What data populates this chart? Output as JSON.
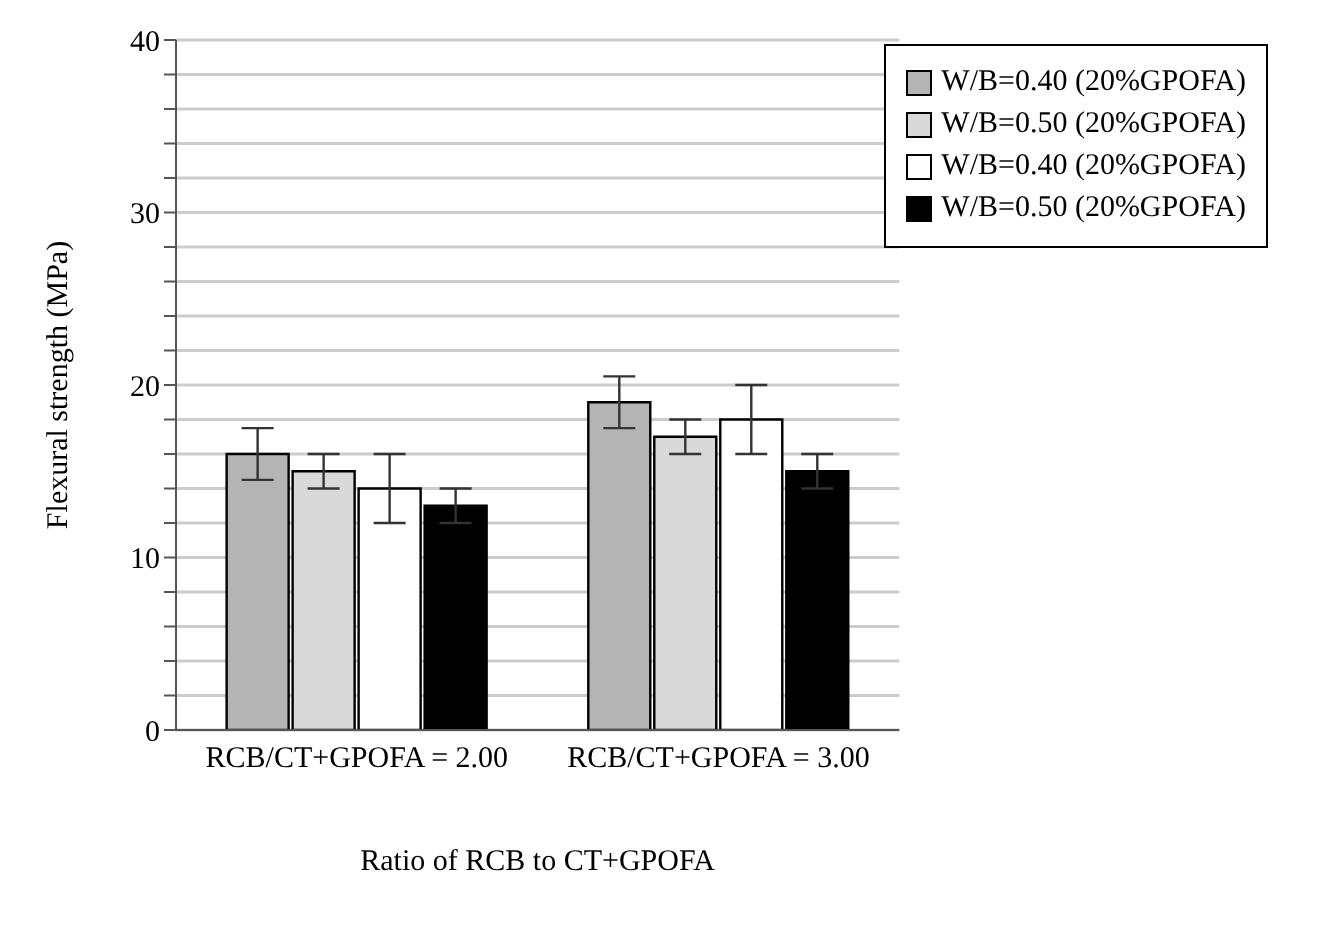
{
  "chart_data": {
    "type": "bar",
    "xlabel": "Ratio of RCB to CT+GPOFA",
    "ylabel": "Flexural strength (MPa)",
    "categories": [
      "RCB/CT+GPOFA = 2.00",
      "RCB/CT+GPOFA = 3.00"
    ],
    "series": [
      {
        "name": "W/B=0.40 (20%GPOFA)",
        "color": "#b4b4b4",
        "values": [
          16,
          19
        ],
        "errors": [
          1.5,
          1.5
        ]
      },
      {
        "name": "W/B=0.50 (20%GPOFA)",
        "color": "#d9d9d9",
        "values": [
          15,
          17
        ],
        "errors": [
          1,
          1
        ]
      },
      {
        "name": "W/B=0.40 (20%GPOFA)",
        "color": "#ffffff",
        "values": [
          14,
          18
        ],
        "errors": [
          2,
          2
        ]
      },
      {
        "name": "W/B=0.50 (20%GPOFA)",
        "color": "#000000",
        "values": [
          13,
          15
        ],
        "errors": [
          1,
          1
        ]
      }
    ],
    "ylim": [
      0,
      40
    ],
    "yticks": [
      0,
      {
        "value": 2,
        "label": null
      },
      {
        "value": 4,
        "label": null
      },
      {
        "value": 6,
        "label": null
      },
      {
        "value": 8,
        "label": null
      },
      10,
      {
        "value": 12,
        "label": null
      },
      {
        "value": 14,
        "label": null
      },
      {
        "value": 16,
        "label": null
      },
      {
        "value": 18,
        "label": null
      },
      20,
      {
        "value": 22,
        "label": null
      },
      {
        "value": 24,
        "label": null
      },
      {
        "value": 26,
        "label": null
      },
      {
        "value": 28,
        "label": null
      },
      30,
      {
        "value": 32,
        "label": null
      },
      {
        "value": 34,
        "label": null
      },
      {
        "value": 36,
        "label": null
      },
      {
        "value": 38,
        "label": null
      },
      40
    ],
    "grid": "y",
    "legend": "top right"
  }
}
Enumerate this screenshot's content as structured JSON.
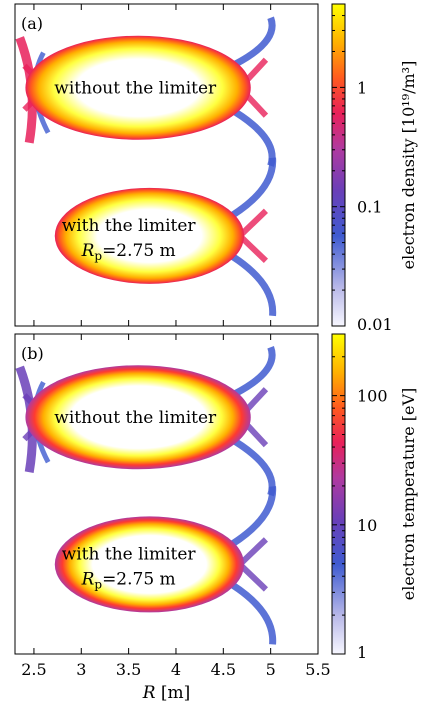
{
  "figure": {
    "panels": [
      {
        "id": "a",
        "panel_label": "(a)",
        "upper_label": "without the limiter",
        "lower_label_line1": "with the limiter",
        "lower_label_rp_symbol": "R",
        "lower_label_rp_sub": "p",
        "lower_label_rp_value": "=2.75 m",
        "colorbar_label": "electron density [10¹⁹/m³]",
        "colorbar_ticks": [
          "1",
          "0.1",
          "0.01"
        ]
      },
      {
        "id": "b",
        "panel_label": "(b)",
        "upper_label": "without the limiter",
        "lower_label_line1": "with the limiter",
        "lower_label_rp_symbol": "R",
        "lower_label_rp_sub": "p",
        "lower_label_rp_value": "=2.75 m",
        "colorbar_label": "electron temperature [eV]",
        "colorbar_ticks": [
          "100",
          "10",
          "1"
        ]
      }
    ],
    "x_axis": {
      "label_symbol": "R",
      "label_unit": " [m]",
      "tick_labels": [
        "2.5",
        "3",
        "3.5",
        "4",
        "4.5",
        "5",
        "5.5"
      ]
    },
    "colormap": [
      "#f7f7ff",
      "#b8b8e8",
      "#3f5bd0",
      "#6a3fb8",
      "#b03aa0",
      "#e8205a",
      "#ff5a1e",
      "#ffb000",
      "#ffff00"
    ]
  },
  "chart_data": [
    {
      "type": "heatmap",
      "title": "(a)",
      "xlabel": "R [m]",
      "xlim": [
        2.3,
        5.5
      ],
      "xticks": [
        2.5,
        3,
        3.5,
        4,
        4.5,
        5,
        5.5
      ],
      "colorbar": {
        "label": "electron density [10^19/m^3]",
        "scale": "log",
        "range": [
          0.01,
          5
        ],
        "ticks": [
          1,
          0.1,
          0.01
        ]
      },
      "regions": [
        {
          "name": "without the limiter",
          "R_min": 2.35,
          "R_max": 5.05,
          "peak_value": 3
        },
        {
          "name": "with the limiter, Rp=2.75 m",
          "R_min": 2.75,
          "R_max": 5.05,
          "peak_value": 3
        }
      ]
    },
    {
      "type": "heatmap",
      "title": "(b)",
      "xlabel": "R [m]",
      "xlim": [
        2.3,
        5.5
      ],
      "xticks": [
        2.5,
        3,
        3.5,
        4,
        4.5,
        5,
        5.5
      ],
      "colorbar": {
        "label": "electron temperature [eV]",
        "scale": "log",
        "range": [
          1,
          300
        ],
        "ticks": [
          100,
          10,
          1
        ]
      },
      "regions": [
        {
          "name": "without the limiter",
          "R_min": 2.35,
          "R_max": 5.05,
          "peak_value": 300
        },
        {
          "name": "with the limiter, Rp=2.75 m",
          "R_min": 2.75,
          "R_max": 5.05,
          "peak_value": 300
        }
      ]
    }
  ]
}
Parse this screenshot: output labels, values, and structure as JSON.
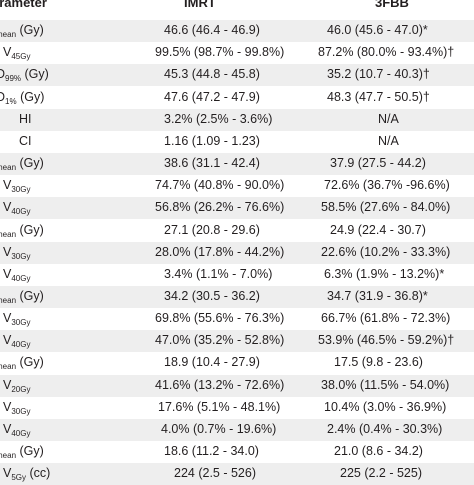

★ ★ ★ ★

# WHAT IS BEING ASKED
Your task is to retype all the entries exactly and leave out any pictures.

# EXERCISE ANSWER
What data populates this chart? Output as JSON.
{
  "chart_data": {
    "type": "bar",
    "xlabel": "Ratio of RCB to CT+GPOFA",
    "ylabel": "Flexural strength (MPa)",
    "categories": [
      "RCB/CT+GPOFA = 2.00",
      "RCB/CT+GPOFA = 3.00"
    ],
    "series": [
      {
        "name": "W/B=0.40 (20%GPOFA)",
        "color": "#b4b4b4",
        "values": [
          16,
          19
        ],
        "errors": [
          1.5,
          1.5
        ]
      },
      {
        "name": "W/B=0.50 (20%GPOFA)",
        "color": "#d9d9d9",
        "values": [
          15,
          17
        ],
        "errors": [
          1,
          1
        ]
      },
      {
        "name": "W/B=0.40 (20%GPOFA)",
        "color": "#ffffff",
        "values": [
          14,
          18
        ],
        "errors": [
          2,
          2
        ]
      },
      {
        "name": "W/B=0.50 (20%GPOFA)",
        "color": "#000000",
        "values": [
          13,
          15
        ],
        "errors": [
          1,
          1
        ]
      }
    ],
    "ylim": [
      0,
      40
    ],
    "yticks": [
      0,
      {
        "value": 2,
        "label": null
      },
      {
        "value": 4,
        "label": null
      },
      {
        "value": 6,
        "label": null
      },
      {
        "value": 8,
        "label": null
      },
      10,
      {
        "value": 12,
        "label": null
      },
      {
        "value": 14,
        "label": null
      },
      {
        "value": 16,
        "label": null
      },
      {
        "value": 18,
        "label": null
      },
      20,
      {
        "value": 22,
        "label": null
      },
      {
        "value": 24,
        "label": null
      },
      {
        "value": 26,
        "label": null
      },
      {
        "value": 28,
        "label": null
      },
      30,
      {
        "value": 32,
        "label": null
      },
      {
        "value": 34,
        "label": null
      },
      {
        "value": 36,
        "label": null
      },
      {
        "value": 38,
        "label": null
      },
      40
    ],
    "grid": "y",
    "legend": "top right"
  }
}
Enumerate this screenshot's content as structured JSON.
{
  "figure": {
    "panels": [
      {
        "id": "a",
        "panel_label": "(a)",
        "upper_label": "without the limiter",
        "lower_label_line1": "with the limiter",
        "lower_label_rp_symbol": "R",
        "lower_label_rp_sub": "p",
        "lower_label_rp_value": "=2.75 m",
        "colorbar_label": "electron density [10¹⁹/m³]",
        "colorbar_ticks": [
          "1",
          "0.1",
          "0.01"
        ]
      },
      {
        "id": "b",
        "panel_label": "(b)",
        "upper_label": "without the limiter",
        "lower_label_line1": "with the limiter",
        "lower_label_rp_symbol": "R",
        "lower_label_rp_sub": "p",
        "lower_label_rp_value": "=2.75 m",
        "colorbar_label": "electron temperature [eV]",
        "colorbar_ticks": [
          "100",
          "10",
          "1"
        ]
      }
    ],
    "x_axis": {
      "label_symbol": "R",
      "label_unit": " [m]",
      "tick_labels": [
        "2.5",
        "3",
        "3.5",
        "4",
        "4.5",
        "5",
        "5.5"
      ]
    },
    "colormap": [
      "#f7f7ff",
      "#b8b8e8",
      "#3f5bd0",
      "#6a3fb8",
      "#b03aa0",
      "#e8205a",
      "#ff5a1e",
      "#ffb000",
      "#ffff00"
    ]
  },
  "chart_data": [
    {
      "type": "heatmap",
      "title": "(a)",
      "xlabel": "R [m]",
      "xlim": [
        2.3,
        5.5
      ],
      "xticks": [
        2.5,
        3,
        3.5,
        4,
        4.5,
        5,
        5.5
      ],
      "colorbar": {
        "label": "electron density [10^19/m^3]",
        "scale": "log",
        "range": [
          0.01,
          5
        ],
        "ticks": [
          1,
          0.1,
          0.01
        ]
      },
      "regions": [
        {
          "name": "without the limiter",
          "R_min": 2.35,
          "R_max": 5.05,
          "peak_value": 3
        },
        {
          "name": "with the limiter, Rp=2.75 m",
          "R_min": 2.75,
          "R_max": 5.05,
          "peak_value": 3
        }
      ]
    },
    {
      "type": "heatmap",
      "title": "(b)",
      "xlabel": "R [m]",
      "xlim": [
        2.3,
        5.5
      ],
      "xticks": [
        2.5,
        3,
        3.5,
        4,
        4.5,
        5,
        5.5
      ],
      "colorbar": {
        "label": "electron temperature [eV]",
        "scale": "log",
        "range": [
          1,
          300
        ],
        "ticks": [
          100,
          10,
          1
        ]
      },
      "regions": [
        {
          "name": "without the limiter",
          "R_min": 2.35,
          "R_max": 5.05,
          "peak_value": 300
        },
        {
          "name": "with the limiter, Rp=2.75 m",
          "R_min": 2.75,
          "R_max": 5.05,
          "peak_value": 300
        }
      ]
    }
  ]
}
Parse this screenshot: output labels, values, and structure as JSON.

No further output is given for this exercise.